--- Provided records ---
---------------
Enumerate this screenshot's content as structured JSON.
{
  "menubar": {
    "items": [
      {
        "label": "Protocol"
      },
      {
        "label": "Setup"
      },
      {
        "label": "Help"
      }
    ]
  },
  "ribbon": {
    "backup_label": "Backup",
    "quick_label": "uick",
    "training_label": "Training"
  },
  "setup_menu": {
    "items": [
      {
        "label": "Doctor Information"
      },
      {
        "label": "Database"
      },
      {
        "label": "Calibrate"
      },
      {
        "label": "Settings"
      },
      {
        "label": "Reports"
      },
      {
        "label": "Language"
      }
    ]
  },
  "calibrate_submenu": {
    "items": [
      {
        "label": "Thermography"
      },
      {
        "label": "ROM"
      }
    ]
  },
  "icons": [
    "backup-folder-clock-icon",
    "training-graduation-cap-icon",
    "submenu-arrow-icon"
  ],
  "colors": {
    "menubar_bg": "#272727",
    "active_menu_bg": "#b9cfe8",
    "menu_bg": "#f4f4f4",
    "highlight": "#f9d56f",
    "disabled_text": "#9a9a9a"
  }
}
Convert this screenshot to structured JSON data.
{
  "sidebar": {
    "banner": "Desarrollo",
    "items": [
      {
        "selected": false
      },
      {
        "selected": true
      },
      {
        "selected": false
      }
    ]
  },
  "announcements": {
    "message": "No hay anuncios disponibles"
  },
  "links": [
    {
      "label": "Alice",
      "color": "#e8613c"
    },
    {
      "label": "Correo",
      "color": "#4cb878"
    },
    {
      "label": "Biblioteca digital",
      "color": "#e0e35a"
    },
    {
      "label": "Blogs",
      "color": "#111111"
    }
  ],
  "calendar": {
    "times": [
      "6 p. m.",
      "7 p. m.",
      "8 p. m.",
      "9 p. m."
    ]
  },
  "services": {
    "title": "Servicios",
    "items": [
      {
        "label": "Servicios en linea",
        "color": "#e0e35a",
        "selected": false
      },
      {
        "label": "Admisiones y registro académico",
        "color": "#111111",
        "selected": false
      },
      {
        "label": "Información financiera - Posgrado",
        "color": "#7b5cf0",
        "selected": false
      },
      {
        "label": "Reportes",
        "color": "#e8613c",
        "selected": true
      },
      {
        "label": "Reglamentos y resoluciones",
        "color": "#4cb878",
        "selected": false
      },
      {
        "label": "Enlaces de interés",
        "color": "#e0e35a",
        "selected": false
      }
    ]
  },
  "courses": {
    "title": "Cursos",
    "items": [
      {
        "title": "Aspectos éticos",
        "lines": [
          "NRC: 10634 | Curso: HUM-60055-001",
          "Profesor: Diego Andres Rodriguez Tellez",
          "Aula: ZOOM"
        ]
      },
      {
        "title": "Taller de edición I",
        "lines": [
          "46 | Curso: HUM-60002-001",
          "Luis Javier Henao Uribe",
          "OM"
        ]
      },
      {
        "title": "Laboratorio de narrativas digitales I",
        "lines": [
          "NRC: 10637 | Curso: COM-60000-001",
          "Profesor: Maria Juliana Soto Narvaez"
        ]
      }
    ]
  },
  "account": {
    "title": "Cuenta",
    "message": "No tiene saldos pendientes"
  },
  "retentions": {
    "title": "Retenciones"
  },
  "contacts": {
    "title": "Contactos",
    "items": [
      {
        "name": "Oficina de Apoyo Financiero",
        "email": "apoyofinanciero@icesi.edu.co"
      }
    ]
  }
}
---------------
--- Problem statement ---
Copy out all of the records shown above exactly.

--- Solution below ---
Enumerate this screenshot's content as structured JSON.
{
  "menubar": {
    "items": [
      {
        "label": "Protocol"
      },
      {
        "label": "Setup"
      },
      {
        "label": "Help"
      }
    ]
  },
  "ribbon": {
    "backup_label": "Backup",
    "quick_label": "uick",
    "training_label": "Training"
  },
  "setup_menu": {
    "items": [
      {
        "label": "Doctor Information"
      },
      {
        "label": "Database"
      },
      {
        "label": "Calibrate"
      },
      {
        "label": "Settings"
      },
      {
        "label": "Reports"
      },
      {
        "label": "Language"
      }
    ]
  },
  "calibrate_submenu": {
    "items": [
      {
        "label": "Thermography"
      },
      {
        "label": "ROM"
      }
    ]
  },
  "icons": [
    "backup-folder-clock-icon",
    "training-graduation-cap-icon",
    "submenu-arrow-icon"
  ],
  "colors": {
    "menubar_bg": "#272727",
    "active_menu_bg": "#b9cfe8",
    "menu_bg": "#f4f4f4",
    "highlight": "#f9d56f",
    "disabled_text": "#9a9a9a"
  }
}
Convert this screenshot to structured JSON data.
{
  "sidebar": {
    "banner": "Desarrollo",
    "items": [
      {
        "selected": false
      },
      {
        "selected": true
      },
      {
        "selected": false
      }
    ]
  },
  "announcements": {
    "message": "No hay anuncios disponibles"
  },
  "links": [
    {
      "label": "Alice",
      "color": "#e8613c"
    },
    {
      "label": "Correo",
      "color": "#4cb878"
    },
    {
      "label": "Biblioteca digital",
      "color": "#e0e35a"
    },
    {
      "label": "Blogs",
      "color": "#111111"
    }
  ],
  "calendar": {
    "times": [
      "6 p. m.",
      "7 p. m.",
      "8 p. m.",
      "9 p. m."
    ]
  },
  "services": {
    "title": "Servicios",
    "items": [
      {
        "label": "Servicios en linea",
        "color": "#e0e35a",
        "selected": false
      },
      {
        "label": "Admisiones y registro académico",
        "color": "#111111",
        "selected": false
      },
      {
        "label": "Información financiera - Posgrado",
        "color": "#7b5cf0",
        "selected": false
      },
      {
        "label": "Reportes",
        "color": "#e8613c",
        "selected": true
      },
      {
        "label": "Reglamentos y resoluciones",
        "color": "#4cb878",
        "selected": false
      },
      {
        "label": "Enlaces de interés",
        "color": "#e0e35a",
        "selected": false
      }
    ]
  },
  "courses": {
    "title": "Cursos",
    "items": [
      {
        "title": "Aspectos éticos",
        "lines": [
          "NRC: 10634 | Curso: HUM-60055-001",
          "Profesor: Diego Andres Rodriguez Tellez",
          "Aula: ZOOM"
        ]
      },
      {
        "title": "Taller de edición I",
        "lines": [
          "46 | Curso: HUM-60002-001",
          "Luis Javier Henao Uribe",
          "OM"
        ]
      },
      {
        "title": "Laboratorio de narrativas digitales I",
        "lines": [
          "NRC: 10637 | Curso: COM-60000-001",
          "Profesor: Maria Juliana Soto Narvaez"
        ]
      }
    ]
  },
  "account": {
    "title": "Cuenta",
    "message": "No tiene saldos pendientes"
  },
  "retentions": {
    "title": "Retenciones"
  },
  "contacts": {
    "title": "Contactos",
    "items": [
      {
        "name": "Oficina de Apoyo Financiero",
        "email": "apoyofinanciero@icesi.edu.co"
      }
    ]
  }
}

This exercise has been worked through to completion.